## Begin Supplied data

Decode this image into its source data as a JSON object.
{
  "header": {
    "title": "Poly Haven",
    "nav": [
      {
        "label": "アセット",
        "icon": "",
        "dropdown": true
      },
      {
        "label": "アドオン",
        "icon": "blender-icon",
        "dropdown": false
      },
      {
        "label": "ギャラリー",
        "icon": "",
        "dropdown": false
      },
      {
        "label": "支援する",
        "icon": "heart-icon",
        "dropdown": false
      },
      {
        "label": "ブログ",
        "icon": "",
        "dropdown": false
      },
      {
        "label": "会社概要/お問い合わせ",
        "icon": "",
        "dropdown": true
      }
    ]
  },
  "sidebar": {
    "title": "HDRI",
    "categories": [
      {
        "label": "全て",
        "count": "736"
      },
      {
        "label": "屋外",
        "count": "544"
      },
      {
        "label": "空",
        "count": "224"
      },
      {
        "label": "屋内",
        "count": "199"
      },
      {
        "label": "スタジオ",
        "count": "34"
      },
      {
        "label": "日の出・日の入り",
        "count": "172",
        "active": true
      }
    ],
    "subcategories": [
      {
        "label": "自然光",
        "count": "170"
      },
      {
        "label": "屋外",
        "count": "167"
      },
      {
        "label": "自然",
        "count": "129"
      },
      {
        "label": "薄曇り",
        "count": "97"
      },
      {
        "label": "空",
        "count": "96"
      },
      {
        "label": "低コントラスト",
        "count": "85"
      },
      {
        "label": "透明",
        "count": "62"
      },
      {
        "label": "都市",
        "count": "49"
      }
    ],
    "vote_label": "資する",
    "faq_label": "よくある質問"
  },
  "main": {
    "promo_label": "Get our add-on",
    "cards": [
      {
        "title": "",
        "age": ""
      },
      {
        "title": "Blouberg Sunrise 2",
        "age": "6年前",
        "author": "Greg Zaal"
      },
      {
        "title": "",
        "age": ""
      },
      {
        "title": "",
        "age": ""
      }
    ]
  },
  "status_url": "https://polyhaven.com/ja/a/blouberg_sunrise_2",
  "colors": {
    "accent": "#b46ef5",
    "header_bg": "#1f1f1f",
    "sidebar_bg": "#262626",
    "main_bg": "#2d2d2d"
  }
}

## End Supplied data
## Begin Supplied data

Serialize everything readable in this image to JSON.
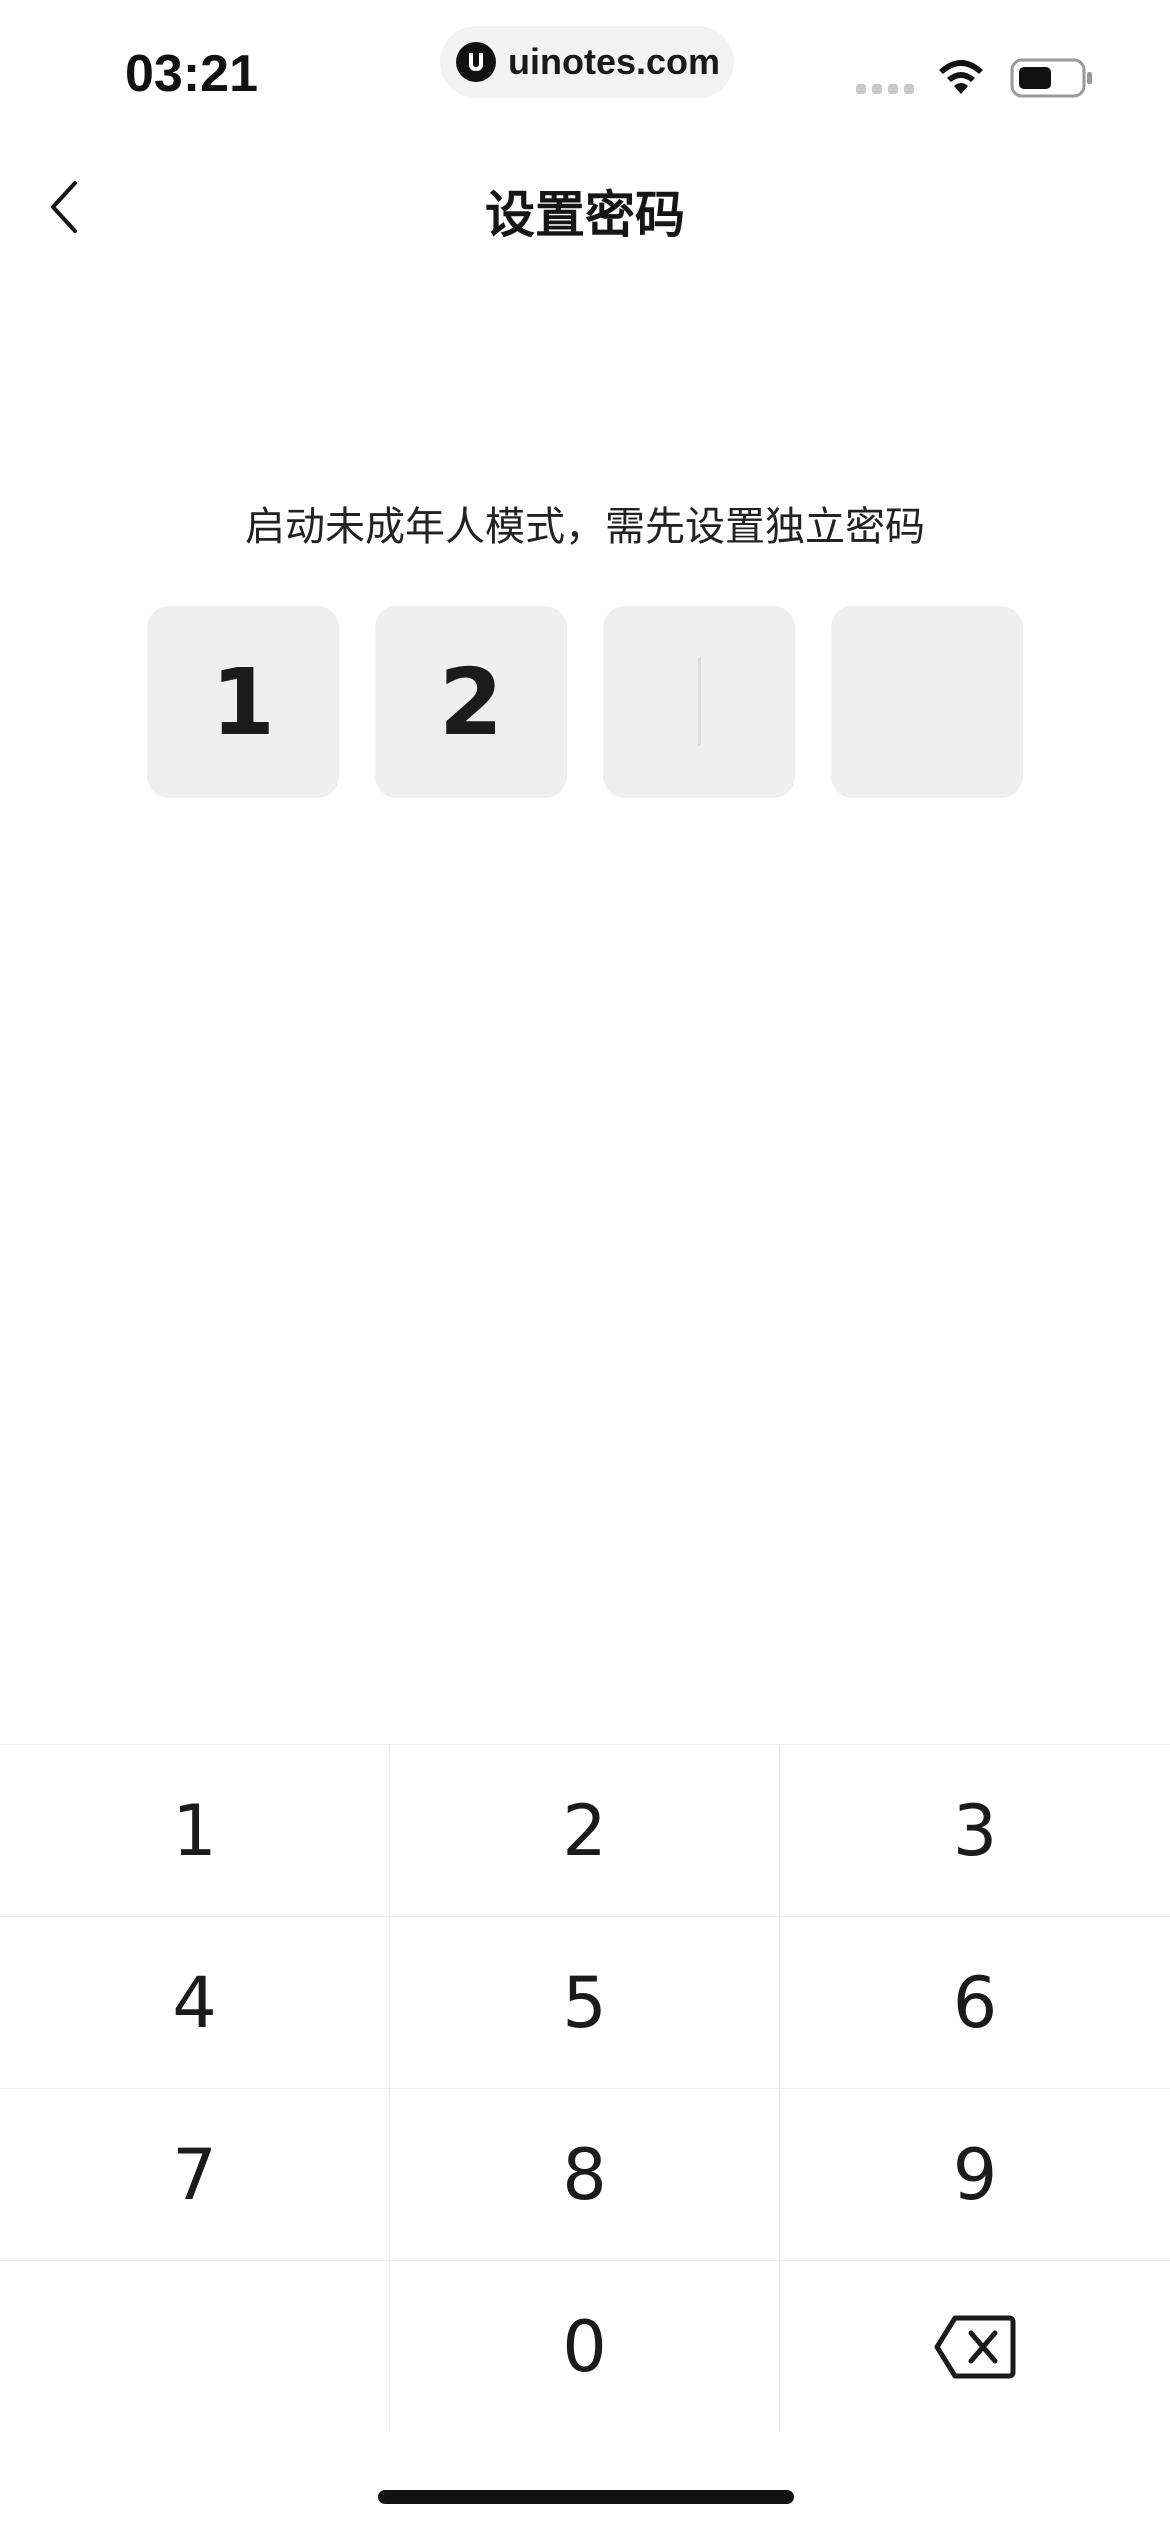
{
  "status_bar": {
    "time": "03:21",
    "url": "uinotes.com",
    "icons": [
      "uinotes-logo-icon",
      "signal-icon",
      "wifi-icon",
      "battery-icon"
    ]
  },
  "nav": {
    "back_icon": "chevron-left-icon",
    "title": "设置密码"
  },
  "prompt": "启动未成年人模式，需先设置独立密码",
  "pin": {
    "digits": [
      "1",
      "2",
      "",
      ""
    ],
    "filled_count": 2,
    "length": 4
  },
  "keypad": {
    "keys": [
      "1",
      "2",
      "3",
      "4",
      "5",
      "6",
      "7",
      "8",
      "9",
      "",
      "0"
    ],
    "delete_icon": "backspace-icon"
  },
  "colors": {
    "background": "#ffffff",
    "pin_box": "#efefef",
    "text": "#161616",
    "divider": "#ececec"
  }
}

## End Supplied data

Written request:
Copy each line above containing the string "JSON".

Output below:
Decode this image into its source data as a JSON object.
Serialize everything readable in this image to JSON.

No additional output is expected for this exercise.